■ **What you are asked to do**: Extract all of the data and reproduce it precisely.

═════ Input material ═════

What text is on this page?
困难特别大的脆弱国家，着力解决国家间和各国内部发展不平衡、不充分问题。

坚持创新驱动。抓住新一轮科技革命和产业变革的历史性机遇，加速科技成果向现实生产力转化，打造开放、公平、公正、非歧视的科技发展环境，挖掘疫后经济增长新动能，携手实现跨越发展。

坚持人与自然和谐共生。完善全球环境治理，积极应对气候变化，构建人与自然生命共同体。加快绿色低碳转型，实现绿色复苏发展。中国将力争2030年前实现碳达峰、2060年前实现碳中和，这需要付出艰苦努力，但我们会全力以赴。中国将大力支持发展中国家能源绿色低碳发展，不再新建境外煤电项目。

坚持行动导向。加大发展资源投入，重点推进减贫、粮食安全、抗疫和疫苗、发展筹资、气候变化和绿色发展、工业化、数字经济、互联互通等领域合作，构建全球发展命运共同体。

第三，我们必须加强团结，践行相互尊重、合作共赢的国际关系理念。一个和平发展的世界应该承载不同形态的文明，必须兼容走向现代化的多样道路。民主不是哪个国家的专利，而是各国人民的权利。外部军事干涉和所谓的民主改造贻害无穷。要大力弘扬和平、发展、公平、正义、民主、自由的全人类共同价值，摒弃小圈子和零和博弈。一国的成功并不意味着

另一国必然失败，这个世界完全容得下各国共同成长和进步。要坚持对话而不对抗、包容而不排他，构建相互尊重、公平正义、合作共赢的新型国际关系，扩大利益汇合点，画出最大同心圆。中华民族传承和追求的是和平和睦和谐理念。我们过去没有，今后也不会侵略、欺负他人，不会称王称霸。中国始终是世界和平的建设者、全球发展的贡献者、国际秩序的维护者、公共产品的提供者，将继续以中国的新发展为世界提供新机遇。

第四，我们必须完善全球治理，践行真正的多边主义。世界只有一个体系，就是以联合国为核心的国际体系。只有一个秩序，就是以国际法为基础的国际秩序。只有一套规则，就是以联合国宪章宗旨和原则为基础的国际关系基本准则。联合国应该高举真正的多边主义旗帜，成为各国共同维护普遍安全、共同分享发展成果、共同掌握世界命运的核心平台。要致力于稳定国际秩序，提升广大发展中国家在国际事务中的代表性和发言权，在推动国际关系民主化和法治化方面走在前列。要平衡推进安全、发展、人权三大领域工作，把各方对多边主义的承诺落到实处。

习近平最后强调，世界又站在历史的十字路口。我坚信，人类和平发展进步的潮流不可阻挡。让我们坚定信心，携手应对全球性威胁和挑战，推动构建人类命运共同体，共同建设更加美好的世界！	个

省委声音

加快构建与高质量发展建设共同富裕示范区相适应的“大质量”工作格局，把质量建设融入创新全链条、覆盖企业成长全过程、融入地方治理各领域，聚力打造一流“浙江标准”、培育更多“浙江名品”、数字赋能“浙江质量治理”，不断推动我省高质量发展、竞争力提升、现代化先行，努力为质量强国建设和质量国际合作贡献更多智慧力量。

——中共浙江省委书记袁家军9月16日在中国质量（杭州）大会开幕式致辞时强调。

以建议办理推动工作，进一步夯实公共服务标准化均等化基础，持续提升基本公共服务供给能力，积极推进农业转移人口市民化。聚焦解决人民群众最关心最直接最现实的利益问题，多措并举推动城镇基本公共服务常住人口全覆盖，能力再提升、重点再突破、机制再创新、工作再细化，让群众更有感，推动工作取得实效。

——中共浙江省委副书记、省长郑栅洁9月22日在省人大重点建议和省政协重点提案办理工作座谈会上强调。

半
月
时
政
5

═════

■ **Final result**:
What text is on this page?
困难特别大的脆弱国家，着力解决国家间和各国内部发展不平衡、不充分问题。

坚持创新驱动。抓住新一轮科技革命和产业变革的历史性机遇，加速科技成果向现实生产力转化，打造开放、公平、公正、非歧视的科技发展环境，挖掘疫后经济增长新动能，携手实现跨越发展。

坚持人与自然和谐共生。完善全球环境治理，积极应对气候变化，构建人与自然生命共同体。加快绿色低碳转型，实现绿色复苏发展。中国将力争2030年前实现碳达峰、2060年前实现碳中和，这需要付出艰苦努力，但我们会全力以赴。中国将大力支持发展中国家能源绿色低碳发展，不再新建境外煤电项目。

坚持行动导向。加大发展资源投入，重点推进减贫、粮食安全、抗疫和疫苗、发展筹资、气候变化和绿色发展、工业化、数字经济、互联互通等领域合作，构建全球发展命运共同体。

第三，我们必须加强团结，践行相互尊重、合作共赢的国际关系理念。一个和平发展的世界应该承载不同形态的文明，必须兼容走向现代化的多样道路。民主不是哪个国家的专利，而是各国人民的权利。外部军事干涉和所谓的民主改造贻害无穷。要大力弘扬和平、发展、公平、正义、民主、自由的全人类共同价值，摒弃小圈子和零和博弈。一国的成功并不意味着

另一国必然失败，这个世界完全容得下各国共同成长和进步。要坚持对话而不对抗、包容而不排他，构建相互尊重、公平正义、合作共赢的新型国际关系，扩大利益汇合点，画出最大同心圆。中华民族传承和追求的是和平和睦和谐理念。我们过去没有，今后也不会侵略、欺负他人，不会称王称霸。中国始终是世界和平的建设者、全球发展的贡献者、国际秩序的维护者、公共产品的提供者，将继续以中国的新发展为世界提供新机遇。

第四，我们必须完善全球治理，践行真正的多边主义。世界只有一个体系，就是以联合国为核心的国际体系。只有一个秩序，就是以国际法为基础的国际秩序。只有一套规则，就是以联合国宪章宗旨和原则为基础的国际关系基本准则。联合国应该高举真正的多边主义旗帜，成为各国共同维护普遍安全、共同分享发展成果、共同掌握世界命运的核心平台。要致力于稳定国际秩序，提升广大发展中国家在国际事务中的代表性和发言权，在推动国际关系民主化和法治化方面走在前列。要平衡推进安全、发展、人权三大领域工作，把各方对多边主义的承诺落到实处。

习近平最后强调，世界又站在历史的十字路口。我坚信，人类和平发展进步的潮流不可阻挡。让我们坚定信心，携手应对全球性威胁和挑战，推动构建人类命运共同体，共同建设更加美好的世界！	个

省委声音

加快构建与高质量发展建设共同富裕示范区相适应的“大质量”工作格局，把质量建设融入创新全链条、覆盖企业成长全过程、融入地方治理各领域，聚力打造一流“浙江标准”、培育更多“浙江名品”、数字赋能“浙江质量治理”，不断推动我省高质量发展、竞争力提升、现代化先行，努力为质量强国建设和质量国际合作贡献更多智慧力量。

——中共浙江省委书记袁家军9月16日在中国质量（杭州）大会开幕式致辞时强调。

以建议办理推动工作，进一步夯实公共服务标准化均等化基础，持续提升基本公共服务供给能力，积极推进农业转移人口市民化。聚焦解决人民群众最关心最直接最现实的利益问题，多措并举推动城镇基本公共服务常住人口全覆盖，能力再提升、重点再突破、机制再创新、工作再细化，让群众更有感，推动工作取得实效。

——中共浙江省委副书记、省长郑栅洁9月22日在省人大重点建议和省政协重点提案办理工作座谈会上强调。

半
月
时
政
5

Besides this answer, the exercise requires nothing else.